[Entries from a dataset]
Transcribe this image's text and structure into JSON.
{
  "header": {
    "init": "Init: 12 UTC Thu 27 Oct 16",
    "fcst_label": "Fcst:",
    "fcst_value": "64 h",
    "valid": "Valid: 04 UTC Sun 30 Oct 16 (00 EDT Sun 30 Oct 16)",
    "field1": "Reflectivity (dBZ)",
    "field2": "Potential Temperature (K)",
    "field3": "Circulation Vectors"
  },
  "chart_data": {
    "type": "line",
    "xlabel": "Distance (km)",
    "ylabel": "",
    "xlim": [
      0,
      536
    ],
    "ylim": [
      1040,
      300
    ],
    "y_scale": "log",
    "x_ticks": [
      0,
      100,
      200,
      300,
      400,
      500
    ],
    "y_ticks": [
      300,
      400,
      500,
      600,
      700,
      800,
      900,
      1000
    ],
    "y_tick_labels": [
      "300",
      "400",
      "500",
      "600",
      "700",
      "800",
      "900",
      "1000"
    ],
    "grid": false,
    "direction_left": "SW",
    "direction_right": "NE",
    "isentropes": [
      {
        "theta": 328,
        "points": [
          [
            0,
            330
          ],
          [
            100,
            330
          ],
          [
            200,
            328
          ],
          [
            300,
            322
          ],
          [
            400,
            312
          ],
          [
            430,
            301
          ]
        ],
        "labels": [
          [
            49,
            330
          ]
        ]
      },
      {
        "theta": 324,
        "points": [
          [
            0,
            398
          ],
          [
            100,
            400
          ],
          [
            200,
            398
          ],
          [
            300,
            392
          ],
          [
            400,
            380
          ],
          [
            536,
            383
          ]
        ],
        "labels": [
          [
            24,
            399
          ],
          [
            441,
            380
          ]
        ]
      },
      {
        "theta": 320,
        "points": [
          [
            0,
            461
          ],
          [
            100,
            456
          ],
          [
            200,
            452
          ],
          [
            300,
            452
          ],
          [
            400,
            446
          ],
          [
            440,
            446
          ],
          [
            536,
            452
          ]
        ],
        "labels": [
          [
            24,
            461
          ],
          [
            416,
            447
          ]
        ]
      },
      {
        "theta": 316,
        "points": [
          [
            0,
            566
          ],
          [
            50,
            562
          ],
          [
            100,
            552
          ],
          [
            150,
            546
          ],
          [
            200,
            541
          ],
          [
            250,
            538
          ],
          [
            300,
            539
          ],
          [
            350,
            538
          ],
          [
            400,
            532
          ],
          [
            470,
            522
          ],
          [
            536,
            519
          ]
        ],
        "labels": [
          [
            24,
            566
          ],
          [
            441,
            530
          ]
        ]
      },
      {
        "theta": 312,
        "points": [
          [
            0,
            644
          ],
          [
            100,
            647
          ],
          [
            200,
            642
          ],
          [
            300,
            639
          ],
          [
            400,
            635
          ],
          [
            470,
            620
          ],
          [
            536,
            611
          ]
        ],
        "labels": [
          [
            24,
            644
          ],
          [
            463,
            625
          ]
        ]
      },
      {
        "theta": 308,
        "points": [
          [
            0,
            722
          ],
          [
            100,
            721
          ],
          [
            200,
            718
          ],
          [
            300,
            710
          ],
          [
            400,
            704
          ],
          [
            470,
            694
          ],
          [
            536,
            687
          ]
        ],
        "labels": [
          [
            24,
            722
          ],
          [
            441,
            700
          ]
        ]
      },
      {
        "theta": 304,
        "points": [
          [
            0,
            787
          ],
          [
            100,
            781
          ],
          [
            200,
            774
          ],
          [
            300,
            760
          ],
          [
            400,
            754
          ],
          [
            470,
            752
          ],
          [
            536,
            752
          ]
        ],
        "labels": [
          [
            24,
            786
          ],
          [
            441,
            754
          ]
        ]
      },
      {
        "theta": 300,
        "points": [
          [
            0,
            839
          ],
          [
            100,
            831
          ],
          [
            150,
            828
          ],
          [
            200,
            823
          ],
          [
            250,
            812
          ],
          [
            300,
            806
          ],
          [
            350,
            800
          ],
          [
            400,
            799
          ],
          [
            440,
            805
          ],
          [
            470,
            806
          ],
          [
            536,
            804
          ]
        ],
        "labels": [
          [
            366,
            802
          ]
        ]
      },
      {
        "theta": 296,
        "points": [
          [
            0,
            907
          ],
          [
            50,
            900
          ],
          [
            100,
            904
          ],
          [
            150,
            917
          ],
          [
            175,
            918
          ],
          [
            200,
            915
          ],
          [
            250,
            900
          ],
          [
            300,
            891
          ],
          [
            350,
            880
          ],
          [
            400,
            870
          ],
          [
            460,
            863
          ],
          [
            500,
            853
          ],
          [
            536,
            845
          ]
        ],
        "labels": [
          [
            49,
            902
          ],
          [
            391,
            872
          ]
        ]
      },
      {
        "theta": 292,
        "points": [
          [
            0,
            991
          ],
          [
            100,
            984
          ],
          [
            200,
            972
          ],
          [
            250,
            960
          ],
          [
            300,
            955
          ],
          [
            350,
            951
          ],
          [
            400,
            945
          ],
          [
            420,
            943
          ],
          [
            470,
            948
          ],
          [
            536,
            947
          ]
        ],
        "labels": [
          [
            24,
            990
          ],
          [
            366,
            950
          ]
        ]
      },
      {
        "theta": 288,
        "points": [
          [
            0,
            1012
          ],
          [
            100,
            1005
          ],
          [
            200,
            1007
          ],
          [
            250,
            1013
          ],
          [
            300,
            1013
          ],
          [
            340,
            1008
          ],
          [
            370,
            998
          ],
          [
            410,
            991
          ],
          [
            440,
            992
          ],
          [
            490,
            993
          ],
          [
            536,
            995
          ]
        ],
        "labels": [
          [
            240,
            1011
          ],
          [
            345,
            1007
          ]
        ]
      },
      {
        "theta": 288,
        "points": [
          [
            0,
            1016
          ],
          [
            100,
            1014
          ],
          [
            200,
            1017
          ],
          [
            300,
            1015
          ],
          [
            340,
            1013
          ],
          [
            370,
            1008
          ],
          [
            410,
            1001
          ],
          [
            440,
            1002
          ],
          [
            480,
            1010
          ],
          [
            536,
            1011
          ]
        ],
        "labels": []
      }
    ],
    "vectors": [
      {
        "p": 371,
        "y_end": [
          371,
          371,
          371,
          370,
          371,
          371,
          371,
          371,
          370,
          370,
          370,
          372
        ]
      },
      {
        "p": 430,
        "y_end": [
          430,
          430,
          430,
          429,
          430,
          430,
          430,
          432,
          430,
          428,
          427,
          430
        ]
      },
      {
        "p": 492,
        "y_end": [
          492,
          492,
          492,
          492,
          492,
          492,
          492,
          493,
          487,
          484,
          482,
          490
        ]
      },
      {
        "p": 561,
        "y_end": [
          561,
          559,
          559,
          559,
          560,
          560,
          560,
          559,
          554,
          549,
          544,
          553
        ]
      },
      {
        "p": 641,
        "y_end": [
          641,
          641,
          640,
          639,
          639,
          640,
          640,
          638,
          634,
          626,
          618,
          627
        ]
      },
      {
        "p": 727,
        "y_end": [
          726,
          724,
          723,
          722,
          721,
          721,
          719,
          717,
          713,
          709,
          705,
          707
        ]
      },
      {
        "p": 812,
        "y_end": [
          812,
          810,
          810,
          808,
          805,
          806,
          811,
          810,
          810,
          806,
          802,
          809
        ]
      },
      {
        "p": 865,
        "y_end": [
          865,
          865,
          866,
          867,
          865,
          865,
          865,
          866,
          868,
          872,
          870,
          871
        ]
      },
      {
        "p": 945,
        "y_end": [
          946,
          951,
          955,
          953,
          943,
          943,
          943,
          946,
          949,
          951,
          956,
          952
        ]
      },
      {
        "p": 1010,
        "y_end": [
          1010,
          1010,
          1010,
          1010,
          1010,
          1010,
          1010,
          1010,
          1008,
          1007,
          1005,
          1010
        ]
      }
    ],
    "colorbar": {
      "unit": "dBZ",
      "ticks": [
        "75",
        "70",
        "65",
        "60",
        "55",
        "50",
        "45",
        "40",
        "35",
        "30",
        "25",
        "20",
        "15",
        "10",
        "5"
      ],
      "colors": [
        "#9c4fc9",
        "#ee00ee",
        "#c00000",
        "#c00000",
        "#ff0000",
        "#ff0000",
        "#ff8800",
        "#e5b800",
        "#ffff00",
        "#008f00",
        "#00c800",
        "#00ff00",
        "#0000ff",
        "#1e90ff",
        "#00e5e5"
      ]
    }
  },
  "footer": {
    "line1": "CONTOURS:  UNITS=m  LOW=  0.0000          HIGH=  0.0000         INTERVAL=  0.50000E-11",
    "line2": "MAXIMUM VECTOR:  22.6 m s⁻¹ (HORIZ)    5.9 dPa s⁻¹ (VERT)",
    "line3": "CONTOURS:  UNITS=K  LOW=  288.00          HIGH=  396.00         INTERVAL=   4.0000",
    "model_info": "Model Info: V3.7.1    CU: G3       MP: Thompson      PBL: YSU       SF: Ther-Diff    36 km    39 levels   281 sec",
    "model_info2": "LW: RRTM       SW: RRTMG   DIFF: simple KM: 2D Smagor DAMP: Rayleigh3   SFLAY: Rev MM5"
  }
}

- [Challenge]: Copy every line of the listing that includes the string "HIGH".

- [Exercise solution]:
    "line1": "CONTOURS:  UNITS=m  LOW=  0.0000          HIGH=  0.0000         INTERVAL=  0.50000E-11",
    "line3": "CONTOURS:  UNITS=K  LOW=  288.00          HIGH=  396.00         INTERVAL=   4.0000",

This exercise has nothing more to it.